OBJECTIVE:
Images appear in the records below; leave them out and repeat everything else exactly.

ENTRIES PROVIDED:
****

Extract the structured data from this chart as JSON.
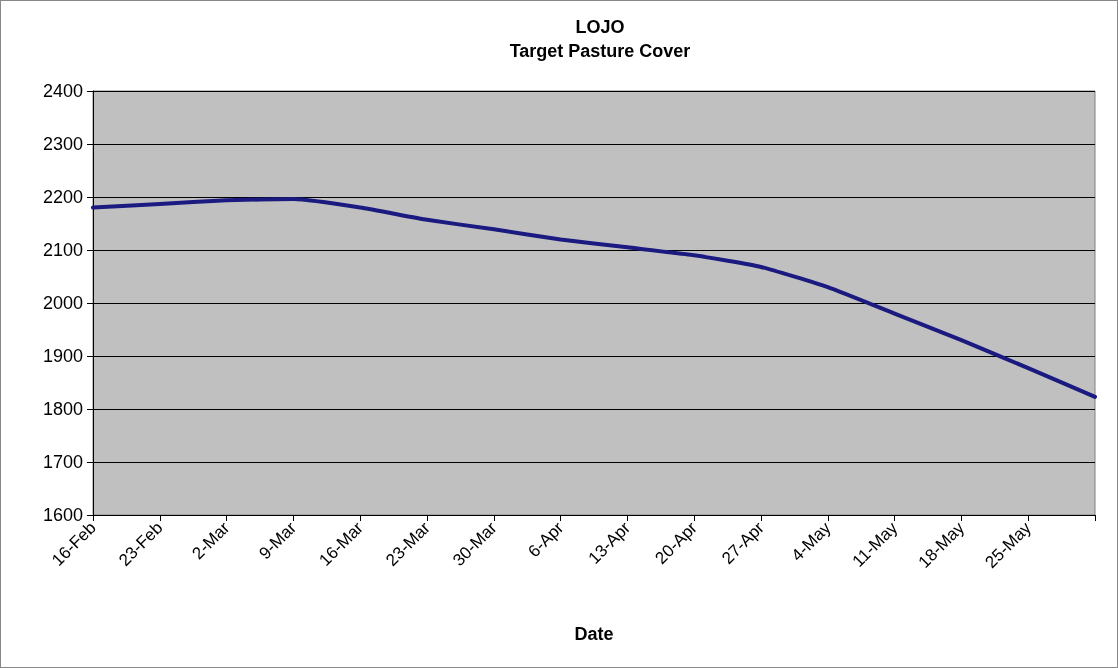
{
  "chart_data": {
    "type": "line",
    "title": "LOJO",
    "subtitle": "Target Pasture Cover",
    "xlabel": "Date",
    "categories": [
      "16-Feb",
      "23-Feb",
      "2-Mar",
      "9-Mar",
      "16-Mar",
      "23-Mar",
      "30-Mar",
      "6-Apr",
      "13-Apr",
      "20-Apr",
      "27-Apr",
      "4-May",
      "11-May",
      "18-May",
      "25-May",
      null
    ],
    "series": [
      {
        "color": "#1a1a80",
        "values": [
          2180,
          2187,
          2194,
          2196,
          2180,
          2157,
          2139,
          2120,
          2105,
          2090,
          2068,
          2030,
          1980,
          1930,
          1877,
          1823
        ]
      }
    ],
    "ylim": [
      1600,
      2400
    ],
    "yticks": [
      1600,
      1700,
      1800,
      1900,
      2000,
      2100,
      2200,
      2300,
      2400
    ],
    "grid": "y",
    "marker": "none",
    "line_style": "solid"
  }
}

****

RESPONSE:
Extract the structured data from this chart as JSON.
{
  "chart_data": {
    "type": "line",
    "title": "LOJO",
    "subtitle": "Target Pasture Cover",
    "xlabel": "Date",
    "categories": [
      "16-Feb",
      "23-Feb",
      "2-Mar",
      "9-Mar",
      "16-Mar",
      "23-Mar",
      "30-Mar",
      "6-Apr",
      "13-Apr",
      "20-Apr",
      "27-Apr",
      "4-May",
      "11-May",
      "18-May",
      "25-May",
      null
    ],
    "series": [
      {
        "color": "#1a1a80",
        "values": [
          2180,
          2187,
          2194,
          2196,
          2180,
          2157,
          2139,
          2120,
          2105,
          2090,
          2068,
          2030,
          1980,
          1930,
          1877,
          1823
        ]
      }
    ],
    "ylim": [
      1600,
      2400
    ],
    "yticks": [
      1600,
      1700,
      1800,
      1900,
      2000,
      2100,
      2200,
      2300,
      2400
    ],
    "grid": "y",
    "marker": "none",
    "line_style": "solid"
  }
}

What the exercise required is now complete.